start

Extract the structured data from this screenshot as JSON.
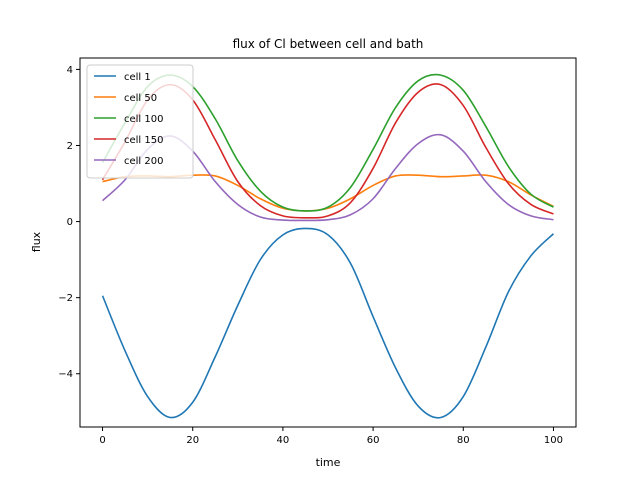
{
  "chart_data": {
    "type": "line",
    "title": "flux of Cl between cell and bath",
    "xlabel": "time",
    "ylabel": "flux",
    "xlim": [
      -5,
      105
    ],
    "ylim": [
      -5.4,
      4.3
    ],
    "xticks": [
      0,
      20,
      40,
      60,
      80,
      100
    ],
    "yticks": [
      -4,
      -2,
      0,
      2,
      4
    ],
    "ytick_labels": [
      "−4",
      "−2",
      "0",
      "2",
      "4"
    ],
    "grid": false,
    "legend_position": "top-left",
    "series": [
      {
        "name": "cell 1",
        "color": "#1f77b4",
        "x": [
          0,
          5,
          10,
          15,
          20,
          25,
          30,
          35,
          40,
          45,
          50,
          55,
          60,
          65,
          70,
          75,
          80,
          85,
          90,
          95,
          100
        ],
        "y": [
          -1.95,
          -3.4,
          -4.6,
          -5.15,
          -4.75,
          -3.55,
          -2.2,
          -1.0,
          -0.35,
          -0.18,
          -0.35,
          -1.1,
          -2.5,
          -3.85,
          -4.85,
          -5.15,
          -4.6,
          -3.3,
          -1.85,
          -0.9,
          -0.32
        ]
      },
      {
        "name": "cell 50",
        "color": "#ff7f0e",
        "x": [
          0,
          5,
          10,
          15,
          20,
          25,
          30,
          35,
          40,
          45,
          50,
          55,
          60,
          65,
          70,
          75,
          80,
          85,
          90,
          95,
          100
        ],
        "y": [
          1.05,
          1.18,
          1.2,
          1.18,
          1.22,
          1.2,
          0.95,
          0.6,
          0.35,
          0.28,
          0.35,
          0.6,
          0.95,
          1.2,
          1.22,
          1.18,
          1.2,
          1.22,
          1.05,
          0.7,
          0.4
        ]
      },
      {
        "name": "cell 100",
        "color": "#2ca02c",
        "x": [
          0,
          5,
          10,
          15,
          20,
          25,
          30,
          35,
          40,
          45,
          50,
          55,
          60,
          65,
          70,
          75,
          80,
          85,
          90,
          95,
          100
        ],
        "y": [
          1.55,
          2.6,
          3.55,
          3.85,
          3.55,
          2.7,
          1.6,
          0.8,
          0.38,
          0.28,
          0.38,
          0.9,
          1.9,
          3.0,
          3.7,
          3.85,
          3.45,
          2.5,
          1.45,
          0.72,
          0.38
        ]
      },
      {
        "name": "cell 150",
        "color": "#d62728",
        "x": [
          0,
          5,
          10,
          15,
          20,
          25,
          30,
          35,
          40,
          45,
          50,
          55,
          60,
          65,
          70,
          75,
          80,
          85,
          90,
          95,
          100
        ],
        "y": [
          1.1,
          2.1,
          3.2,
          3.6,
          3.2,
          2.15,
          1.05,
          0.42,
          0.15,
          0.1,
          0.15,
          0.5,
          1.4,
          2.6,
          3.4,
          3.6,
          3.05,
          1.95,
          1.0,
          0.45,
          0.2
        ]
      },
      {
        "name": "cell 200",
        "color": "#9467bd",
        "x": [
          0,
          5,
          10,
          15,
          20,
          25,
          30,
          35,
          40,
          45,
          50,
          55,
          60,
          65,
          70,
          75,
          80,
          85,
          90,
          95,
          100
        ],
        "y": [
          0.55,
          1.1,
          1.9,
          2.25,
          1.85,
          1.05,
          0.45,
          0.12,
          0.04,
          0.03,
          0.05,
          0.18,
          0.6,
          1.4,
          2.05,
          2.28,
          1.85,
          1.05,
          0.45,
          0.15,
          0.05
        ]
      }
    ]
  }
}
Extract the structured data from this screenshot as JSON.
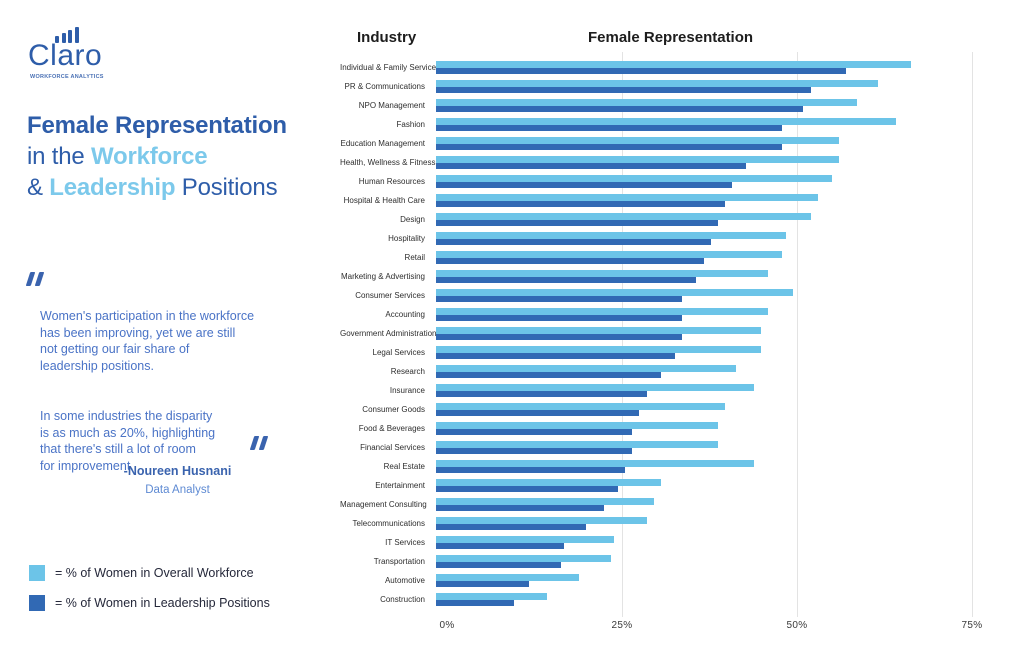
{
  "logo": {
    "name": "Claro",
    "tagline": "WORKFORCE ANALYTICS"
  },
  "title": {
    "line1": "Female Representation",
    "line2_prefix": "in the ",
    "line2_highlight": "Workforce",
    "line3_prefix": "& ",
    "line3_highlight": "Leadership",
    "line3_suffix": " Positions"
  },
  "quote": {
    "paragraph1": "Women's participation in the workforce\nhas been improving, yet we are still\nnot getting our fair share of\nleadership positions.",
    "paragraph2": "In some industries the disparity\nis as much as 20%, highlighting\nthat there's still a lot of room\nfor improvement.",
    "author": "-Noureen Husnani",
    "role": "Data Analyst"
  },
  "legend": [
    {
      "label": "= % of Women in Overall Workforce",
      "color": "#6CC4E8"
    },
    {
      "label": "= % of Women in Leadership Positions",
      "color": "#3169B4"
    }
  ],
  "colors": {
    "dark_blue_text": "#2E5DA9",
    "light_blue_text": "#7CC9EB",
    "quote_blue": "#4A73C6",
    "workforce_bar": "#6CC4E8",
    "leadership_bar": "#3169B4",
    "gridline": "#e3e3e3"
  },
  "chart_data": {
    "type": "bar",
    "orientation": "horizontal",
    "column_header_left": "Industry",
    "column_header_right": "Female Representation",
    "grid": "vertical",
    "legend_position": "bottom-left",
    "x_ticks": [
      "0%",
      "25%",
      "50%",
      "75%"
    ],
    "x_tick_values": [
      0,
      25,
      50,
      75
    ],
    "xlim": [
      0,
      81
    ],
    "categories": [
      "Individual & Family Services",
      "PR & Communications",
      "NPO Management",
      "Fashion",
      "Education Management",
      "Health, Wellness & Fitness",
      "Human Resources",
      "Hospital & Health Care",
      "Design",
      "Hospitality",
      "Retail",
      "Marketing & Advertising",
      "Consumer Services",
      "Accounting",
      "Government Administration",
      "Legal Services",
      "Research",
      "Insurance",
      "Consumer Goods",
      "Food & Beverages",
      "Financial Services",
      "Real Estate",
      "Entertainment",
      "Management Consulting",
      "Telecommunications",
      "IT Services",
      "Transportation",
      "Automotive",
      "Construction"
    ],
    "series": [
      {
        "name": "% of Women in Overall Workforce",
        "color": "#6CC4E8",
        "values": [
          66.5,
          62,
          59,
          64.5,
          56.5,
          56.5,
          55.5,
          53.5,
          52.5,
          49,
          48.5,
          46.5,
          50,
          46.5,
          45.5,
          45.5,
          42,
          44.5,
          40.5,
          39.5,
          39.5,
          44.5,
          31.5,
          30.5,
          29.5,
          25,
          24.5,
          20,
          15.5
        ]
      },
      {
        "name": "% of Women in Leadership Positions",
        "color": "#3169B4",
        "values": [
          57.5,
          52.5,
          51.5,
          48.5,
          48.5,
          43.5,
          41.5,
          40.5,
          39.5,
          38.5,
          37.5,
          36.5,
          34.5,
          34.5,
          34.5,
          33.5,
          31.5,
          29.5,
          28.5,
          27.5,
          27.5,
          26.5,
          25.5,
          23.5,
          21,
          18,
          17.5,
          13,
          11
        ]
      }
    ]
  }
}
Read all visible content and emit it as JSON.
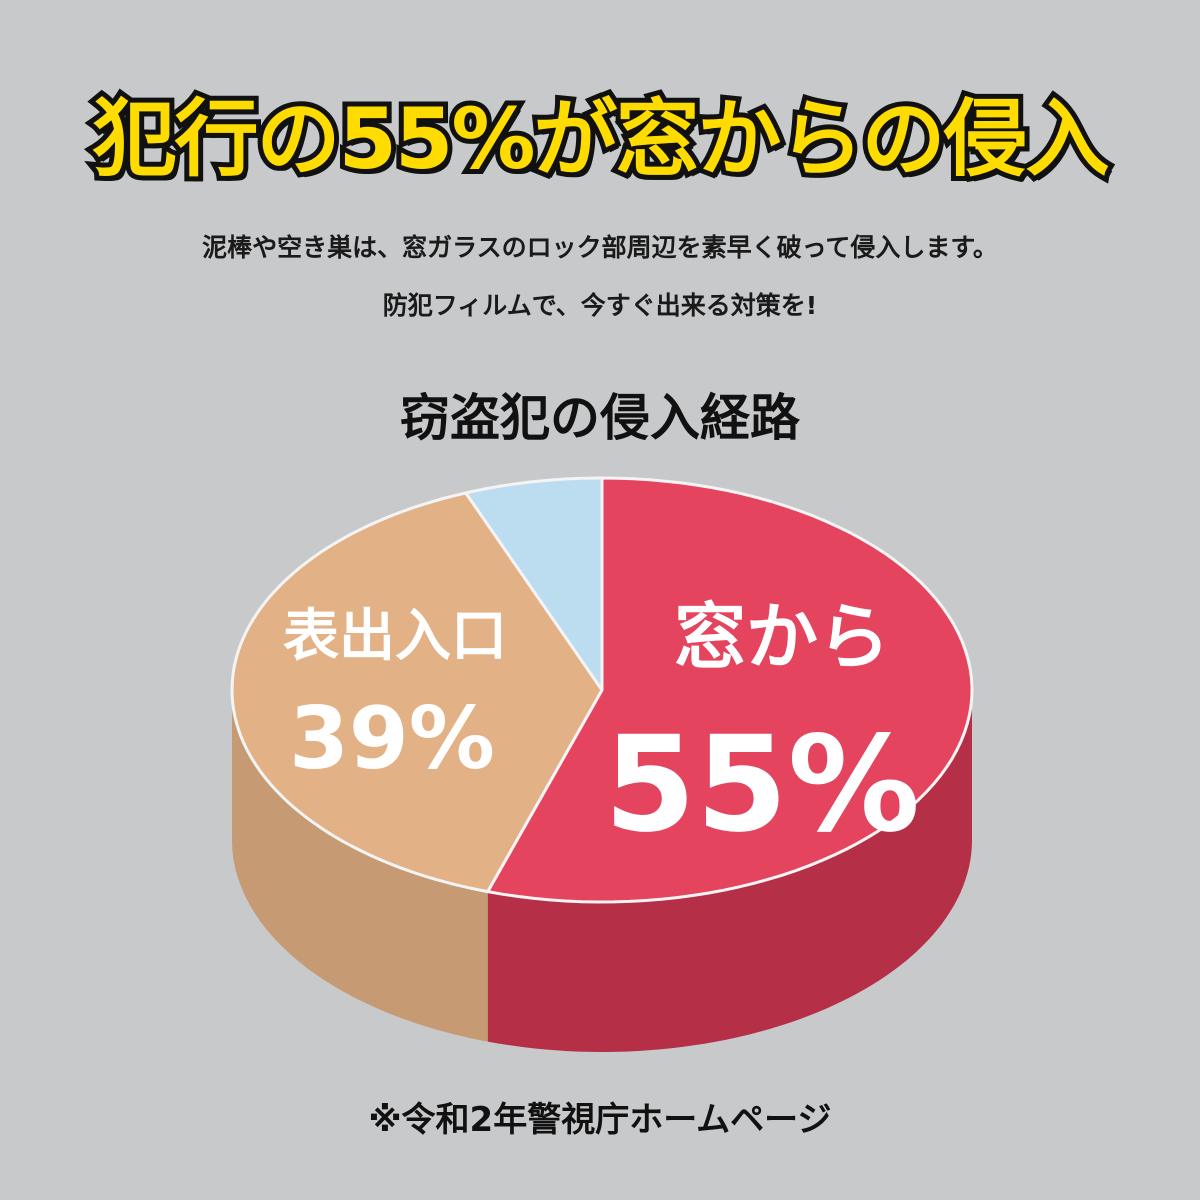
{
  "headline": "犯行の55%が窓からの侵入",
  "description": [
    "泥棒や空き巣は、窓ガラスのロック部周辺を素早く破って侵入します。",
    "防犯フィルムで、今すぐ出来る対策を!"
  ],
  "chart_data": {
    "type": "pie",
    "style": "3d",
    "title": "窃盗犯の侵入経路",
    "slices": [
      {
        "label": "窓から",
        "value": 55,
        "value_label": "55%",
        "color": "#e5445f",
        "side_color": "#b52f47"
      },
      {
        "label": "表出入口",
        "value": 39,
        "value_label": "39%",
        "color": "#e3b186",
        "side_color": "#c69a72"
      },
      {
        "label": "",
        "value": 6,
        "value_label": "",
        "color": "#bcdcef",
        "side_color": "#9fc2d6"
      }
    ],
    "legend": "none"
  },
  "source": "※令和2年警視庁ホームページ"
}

end

#### Requirement:
In the entries above, identify every line with the string "Health".

#### Result below:
      "Health, Wellness & Fitness",
      "Hospital & Health Care",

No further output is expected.